Records from a dataset:
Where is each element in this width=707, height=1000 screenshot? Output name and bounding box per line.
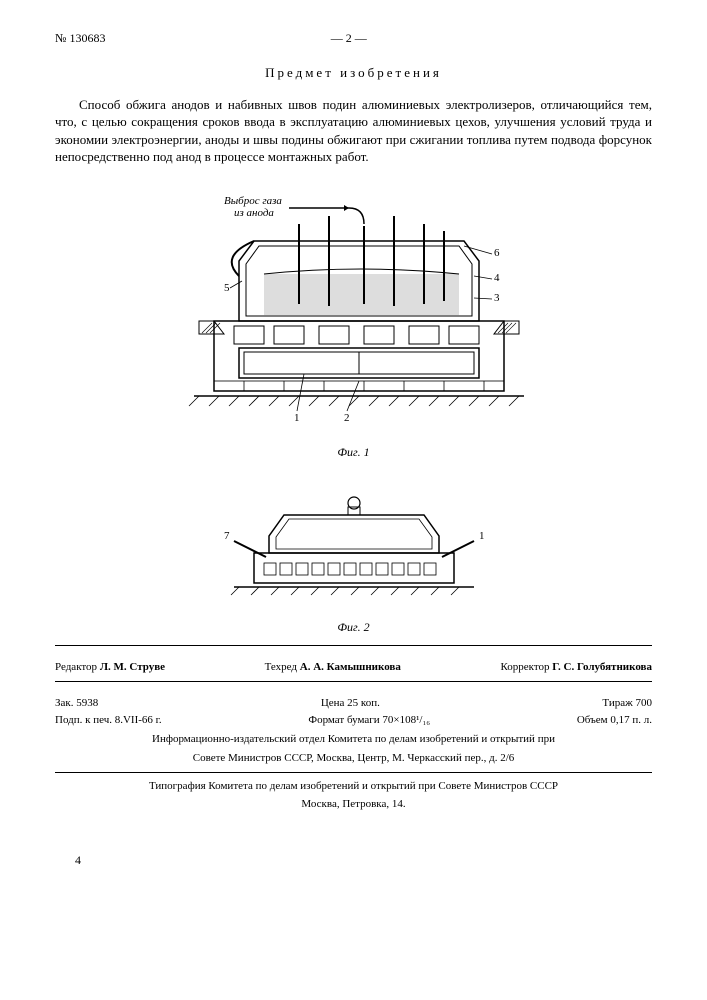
imprint-block: Зак. 5938 Цена 25 коп. Тираж 700 Подп. к… [55,696,652,765]
svg-text:1: 1 [294,412,300,424]
body-paragraph: Способ обжига анодов и набивных швов под… [55,96,652,166]
section-title: Предмет изобретения [55,64,652,82]
svg-text:4: 4 [494,272,500,284]
svg-text:1: 1 [479,530,485,542]
svg-text:6: 6 [494,247,500,259]
fig2-caption: Фиг. 2 [55,619,652,635]
page-header: № 130683 — 2 — [55,30,652,46]
page-number: 4 [75,852,652,868]
figure-1: Выброс газа из анода 5 [55,186,652,461]
svg-text:7: 7 [224,530,230,542]
credits-line: Редактор Л. М. Струве Техред А. А. Камыш… [55,660,652,675]
doc-number: № 130683 [55,30,105,46]
typography-line: Типография Комитета по делам изобретений… [55,779,652,794]
page-indicator: — 2 — [331,30,367,46]
svg-text:2: 2 [344,412,350,424]
fig1-annotation: Выброс газа [224,195,282,207]
svg-text:5: 5 [224,282,230,294]
fig1-caption: Фиг. 1 [55,444,652,460]
typography-address: Москва, Петровка, 14. [55,797,652,812]
svg-text:из анода: из анода [234,207,274,219]
figure-2: 7 1 Фиг. 2 [55,491,652,636]
svg-text:3: 3 [494,292,500,304]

The request: Reproduce all of the records above line for line, exactly as they appear, but omit the pictures from your answer.

Result of the task:
Where is each element in this width=707, height=1000 screenshot? Output name and bounding box per line.
imprint-block: Зак. 5938 Цена 25 коп. Тираж 700 Подп. к… [55,696,652,765]
svg-text:1: 1 [294,412,300,424]
body-paragraph: Способ обжига анодов и набивных швов под… [55,96,652,166]
section-title: Предмет изобретения [55,64,652,82]
svg-text:4: 4 [494,272,500,284]
svg-text:1: 1 [479,530,485,542]
svg-text:6: 6 [494,247,500,259]
fig2-caption: Фиг. 2 [55,619,652,635]
page-header: № 130683 — 2 — [55,30,652,46]
page-number: 4 [75,852,652,868]
figure-1: Выброс газа из анода 5 [55,186,652,461]
svg-text:7: 7 [224,530,230,542]
credits-line: Редактор Л. М. Струве Техред А. А. Камыш… [55,660,652,675]
doc-number: № 130683 [55,30,105,46]
typography-line: Типография Комитета по делам изобретений… [55,779,652,794]
page-indicator: — 2 — [331,30,367,46]
svg-text:2: 2 [344,412,350,424]
fig1-annotation: Выброс газа [224,195,282,207]
svg-text:5: 5 [224,282,230,294]
fig1-caption: Фиг. 1 [55,444,652,460]
typography-address: Москва, Петровка, 14. [55,797,652,812]
svg-text:из анода: из анода [234,207,274,219]
figure-2: 7 1 Фиг. 2 [55,491,652,636]
svg-text:3: 3 [494,292,500,304]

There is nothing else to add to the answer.